→ **Objective**
Reproduce the complete listing without any deviation.

→ **Extracted records**
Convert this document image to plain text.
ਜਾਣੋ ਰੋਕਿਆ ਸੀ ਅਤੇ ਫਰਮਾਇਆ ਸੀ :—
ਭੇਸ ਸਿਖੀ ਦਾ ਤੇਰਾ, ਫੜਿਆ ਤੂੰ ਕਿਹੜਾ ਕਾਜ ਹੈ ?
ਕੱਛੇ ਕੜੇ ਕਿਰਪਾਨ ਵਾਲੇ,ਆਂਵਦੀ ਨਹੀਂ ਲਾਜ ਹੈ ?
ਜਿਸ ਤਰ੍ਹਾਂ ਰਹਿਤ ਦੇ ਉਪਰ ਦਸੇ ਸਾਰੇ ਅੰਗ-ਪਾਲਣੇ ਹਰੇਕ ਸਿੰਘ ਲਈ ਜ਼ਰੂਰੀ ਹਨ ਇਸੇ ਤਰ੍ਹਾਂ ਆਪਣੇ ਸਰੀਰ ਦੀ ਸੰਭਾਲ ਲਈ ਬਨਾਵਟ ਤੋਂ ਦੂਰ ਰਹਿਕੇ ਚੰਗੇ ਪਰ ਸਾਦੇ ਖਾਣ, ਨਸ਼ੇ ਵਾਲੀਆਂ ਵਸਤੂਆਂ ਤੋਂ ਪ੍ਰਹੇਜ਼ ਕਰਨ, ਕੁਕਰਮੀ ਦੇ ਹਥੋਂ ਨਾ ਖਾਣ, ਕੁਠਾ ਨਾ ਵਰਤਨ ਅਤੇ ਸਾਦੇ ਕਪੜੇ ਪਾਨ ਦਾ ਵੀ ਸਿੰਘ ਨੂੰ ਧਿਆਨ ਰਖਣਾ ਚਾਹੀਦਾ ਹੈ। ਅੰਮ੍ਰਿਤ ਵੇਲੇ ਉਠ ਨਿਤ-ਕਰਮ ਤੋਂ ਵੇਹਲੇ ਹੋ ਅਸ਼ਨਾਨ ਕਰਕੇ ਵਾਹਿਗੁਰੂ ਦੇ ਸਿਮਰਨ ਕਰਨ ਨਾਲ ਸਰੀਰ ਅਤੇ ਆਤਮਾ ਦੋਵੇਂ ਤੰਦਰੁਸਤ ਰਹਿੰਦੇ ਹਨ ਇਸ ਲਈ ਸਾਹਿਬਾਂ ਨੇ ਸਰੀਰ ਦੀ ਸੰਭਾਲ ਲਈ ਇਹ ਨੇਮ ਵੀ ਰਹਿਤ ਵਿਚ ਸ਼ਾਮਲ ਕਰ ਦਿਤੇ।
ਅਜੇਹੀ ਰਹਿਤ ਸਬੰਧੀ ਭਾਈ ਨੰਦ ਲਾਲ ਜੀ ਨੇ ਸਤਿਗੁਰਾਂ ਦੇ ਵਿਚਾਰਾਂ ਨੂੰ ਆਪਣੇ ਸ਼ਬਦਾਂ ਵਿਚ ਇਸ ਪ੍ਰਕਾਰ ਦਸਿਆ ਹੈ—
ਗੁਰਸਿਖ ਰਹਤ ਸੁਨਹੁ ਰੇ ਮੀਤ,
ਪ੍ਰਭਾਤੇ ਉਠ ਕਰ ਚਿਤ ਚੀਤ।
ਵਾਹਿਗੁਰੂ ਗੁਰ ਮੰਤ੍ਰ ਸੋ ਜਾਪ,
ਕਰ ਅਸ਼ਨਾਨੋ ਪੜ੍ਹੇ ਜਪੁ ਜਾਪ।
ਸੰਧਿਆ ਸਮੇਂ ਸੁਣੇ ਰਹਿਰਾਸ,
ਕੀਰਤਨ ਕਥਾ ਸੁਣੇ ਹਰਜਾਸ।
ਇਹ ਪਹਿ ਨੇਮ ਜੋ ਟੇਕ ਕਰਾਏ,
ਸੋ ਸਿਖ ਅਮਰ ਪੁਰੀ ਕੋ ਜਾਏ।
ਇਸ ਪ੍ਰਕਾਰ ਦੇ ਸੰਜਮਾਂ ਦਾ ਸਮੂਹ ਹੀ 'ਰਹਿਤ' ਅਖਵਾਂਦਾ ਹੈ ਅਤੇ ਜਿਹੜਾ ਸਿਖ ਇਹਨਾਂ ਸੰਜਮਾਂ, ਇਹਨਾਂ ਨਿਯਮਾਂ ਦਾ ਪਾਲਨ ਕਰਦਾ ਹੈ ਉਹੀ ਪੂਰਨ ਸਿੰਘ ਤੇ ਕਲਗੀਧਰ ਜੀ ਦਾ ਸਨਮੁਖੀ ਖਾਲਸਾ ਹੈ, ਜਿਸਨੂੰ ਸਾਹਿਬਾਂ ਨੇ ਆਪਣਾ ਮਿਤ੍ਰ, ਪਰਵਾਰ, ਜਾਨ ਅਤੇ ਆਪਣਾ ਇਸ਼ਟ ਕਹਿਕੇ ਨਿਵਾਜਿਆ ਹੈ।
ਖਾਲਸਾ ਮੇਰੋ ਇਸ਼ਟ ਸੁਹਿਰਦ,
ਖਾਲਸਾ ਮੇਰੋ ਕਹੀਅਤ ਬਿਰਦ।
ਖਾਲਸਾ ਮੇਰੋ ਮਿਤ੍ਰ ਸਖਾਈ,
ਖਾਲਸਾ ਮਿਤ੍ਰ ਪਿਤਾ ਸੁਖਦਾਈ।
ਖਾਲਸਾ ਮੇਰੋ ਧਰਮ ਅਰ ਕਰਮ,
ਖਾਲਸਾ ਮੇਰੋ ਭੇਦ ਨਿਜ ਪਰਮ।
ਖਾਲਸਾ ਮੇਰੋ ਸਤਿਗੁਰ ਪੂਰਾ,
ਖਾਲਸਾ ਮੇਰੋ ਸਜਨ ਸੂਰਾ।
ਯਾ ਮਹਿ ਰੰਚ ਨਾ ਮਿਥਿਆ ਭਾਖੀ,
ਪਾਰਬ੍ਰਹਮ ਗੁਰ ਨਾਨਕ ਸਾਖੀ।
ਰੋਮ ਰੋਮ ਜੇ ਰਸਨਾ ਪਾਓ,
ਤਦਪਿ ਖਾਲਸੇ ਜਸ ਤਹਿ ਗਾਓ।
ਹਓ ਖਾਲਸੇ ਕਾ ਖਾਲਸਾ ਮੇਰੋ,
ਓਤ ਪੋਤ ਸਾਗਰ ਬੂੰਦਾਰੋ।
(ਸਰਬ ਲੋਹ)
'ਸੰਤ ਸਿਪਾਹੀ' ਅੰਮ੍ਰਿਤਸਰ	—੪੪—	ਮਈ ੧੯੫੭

→ **Answer to the task**
Convert this document image to plain text.
ਜਾਣੋ ਰੋਕਿਆ ਸੀ ਅਤੇ ਫਰਮਾਇਆ ਸੀ :—
ਭੇਸ ਸਿਖੀ ਦਾ ਤੇਰਾ, ਫੜਿਆ ਤੂੰ ਕਿਹੜਾ ਕਾਜ ਹੈ ?
ਕੱਛੇ ਕੜੇ ਕਿਰਪਾਨ ਵਾਲੇ,ਆਂਵਦੀ ਨਹੀਂ ਲਾਜ ਹੈ ?
ਜਿਸ ਤਰ੍ਹਾਂ ਰਹਿਤ ਦੇ ਉਪਰ ਦਸੇ ਸਾਰੇ ਅੰਗ-ਪਾਲਣੇ ਹਰੇਕ ਸਿੰਘ ਲਈ ਜ਼ਰੂਰੀ ਹਨ ਇਸੇ ਤਰ੍ਹਾਂ ਆਪਣੇ ਸਰੀਰ ਦੀ ਸੰਭਾਲ ਲਈ ਬਨਾਵਟ ਤੋਂ ਦੂਰ ਰਹਿਕੇ ਚੰਗੇ ਪਰ ਸਾਦੇ ਖਾਣ, ਨਸ਼ੇ ਵਾਲੀਆਂ ਵਸਤੂਆਂ ਤੋਂ ਪ੍ਰਹੇਜ਼ ਕਰਨ, ਕੁਕਰਮੀ ਦੇ ਹਥੋਂ ਨਾ ਖਾਣ, ਕੁਠਾ ਨਾ ਵਰਤਨ ਅਤੇ ਸਾਦੇ ਕਪੜੇ ਪਾਨ ਦਾ ਵੀ ਸਿੰਘ ਨੂੰ ਧਿਆਨ ਰਖਣਾ ਚਾਹੀਦਾ ਹੈ। ਅੰਮ੍ਰਿਤ ਵੇਲੇ ਉਠ ਨਿਤ-ਕਰਮ ਤੋਂ ਵੇਹਲੇ ਹੋ ਅਸ਼ਨਾਨ ਕਰਕੇ ਵਾਹਿਗੁਰੂ ਦੇ ਸਿਮਰਨ ਕਰਨ ਨਾਲ ਸਰੀਰ ਅਤੇ ਆਤਮਾ ਦੋਵੇਂ ਤੰਦਰੁਸਤ ਰਹਿੰਦੇ ਹਨ ਇਸ ਲਈ ਸਾਹਿਬਾਂ ਨੇ ਸਰੀਰ ਦੀ ਸੰਭਾਲ ਲਈ ਇਹ ਨੇਮ ਵੀ ਰਹਿਤ ਵਿਚ ਸ਼ਾਮਲ ਕਰ ਦਿਤੇ।
ਅਜੇਹੀ ਰਹਿਤ ਸਬੰਧੀ ਭਾਈ ਨੰਦ ਲਾਲ ਜੀ ਨੇ ਸਤਿਗੁਰਾਂ ਦੇ ਵਿਚਾਰਾਂ ਨੂੰ ਆਪਣੇ ਸ਼ਬਦਾਂ ਵਿਚ ਇਸ ਪ੍ਰਕਾਰ ਦਸਿਆ ਹੈ—
ਗੁਰਸਿਖ ਰਹਤ ਸੁਨਹੁ ਰੇ ਮੀਤ,
ਪ੍ਰਭਾਤੇ ਉਠ ਕਰ ਚਿਤ ਚੀਤ।
ਵਾਹਿਗੁਰੂ ਗੁਰ ਮੰਤ੍ਰ ਸੋ ਜਾਪ,
ਕਰ ਅਸ਼ਨਾਨੋ ਪੜ੍ਹੇ ਜਪੁ ਜਾਪ।
ਸੰਧਿਆ ਸਮੇਂ ਸੁਣੇ ਰਹਿਰਾਸ,
ਕੀਰਤਨ ਕਥਾ ਸੁਣੇ ਹਰਜਾਸ।
ਇਹ ਪਹਿ ਨੇਮ ਜੋ ਟੇਕ ਕਰਾਏ,
ਸੋ ਸਿਖ ਅਮਰ ਪੁਰੀ ਕੋ ਜਾਏ।
ਇਸ ਪ੍ਰਕਾਰ ਦੇ ਸੰਜਮਾਂ ਦਾ ਸਮੂਹ ਹੀ 'ਰਹਿਤ' ਅਖਵਾਂਦਾ ਹੈ ਅਤੇ ਜਿਹੜਾ ਸਿਖ ਇਹਨਾਂ ਸੰਜਮਾਂ, ਇਹਨਾਂ ਨਿਯਮਾਂ ਦਾ ਪਾਲਨ ਕਰਦਾ ਹੈ ਉਹੀ ਪੂਰਨ ਸਿੰਘ ਤੇ ਕਲਗੀਧਰ ਜੀ ਦਾ ਸਨਮੁਖੀ ਖਾਲਸਾ ਹੈ, ਜਿਸਨੂੰ ਸਾਹਿਬਾਂ ਨੇ ਆਪਣਾ ਮਿਤ੍ਰ, ਪਰਵਾਰ, ਜਾਨ ਅਤੇ ਆਪਣਾ ਇਸ਼ਟ ਕਹਿਕੇ ਨਿਵਾਜਿਆ ਹੈ।
ਖਾਲਸਾ ਮੇਰੋ ਇਸ਼ਟ ਸੁਹਿਰਦ,
ਖਾਲਸਾ ਮੇਰੋ ਕਹੀਅਤ ਬਿਰਦ।
ਖਾਲਸਾ ਮੇਰੋ ਮਿਤ੍ਰ ਸਖਾਈ,
ਖਾਲਸਾ ਮਿਤ੍ਰ ਪਿਤਾ ਸੁਖਦਾਈ।
ਖਾਲਸਾ ਮੇਰੋ ਧਰਮ ਅਰ ਕਰਮ,
ਖਾਲਸਾ ਮੇਰੋ ਭੇਦ ਨਿਜ ਪਰਮ।
ਖਾਲਸਾ ਮੇਰੋ ਸਤਿਗੁਰ ਪੂਰਾ,
ਖਾਲਸਾ ਮੇਰੋ ਸਜਨ ਸੂਰਾ।
ਯਾ ਮਹਿ ਰੰਚ ਨਾ ਮਿਥਿਆ ਭਾਖੀ,
ਪਾਰਬ੍ਰਹਮ ਗੁਰ ਨਾਨਕ ਸਾਖੀ।
ਰੋਮ ਰੋਮ ਜੇ ਰਸਨਾ ਪਾਓ,
ਤਦਪਿ ਖਾਲਸੇ ਜਸ ਤਹਿ ਗਾਓ।
ਹਓ ਖਾਲਸੇ ਕਾ ਖਾਲਸਾ ਮੇਰੋ,
ਓਤ ਪੋਤ ਸਾਗਰ ਬੂੰਦਾਰੋ।
(ਸਰਬ ਲੋਹ)
'ਸੰਤ ਸਿਪਾਹੀ' ਅੰਮ੍ਰਿਤਸਰ	—੪੪—	ਮਈ ੧੯੫੭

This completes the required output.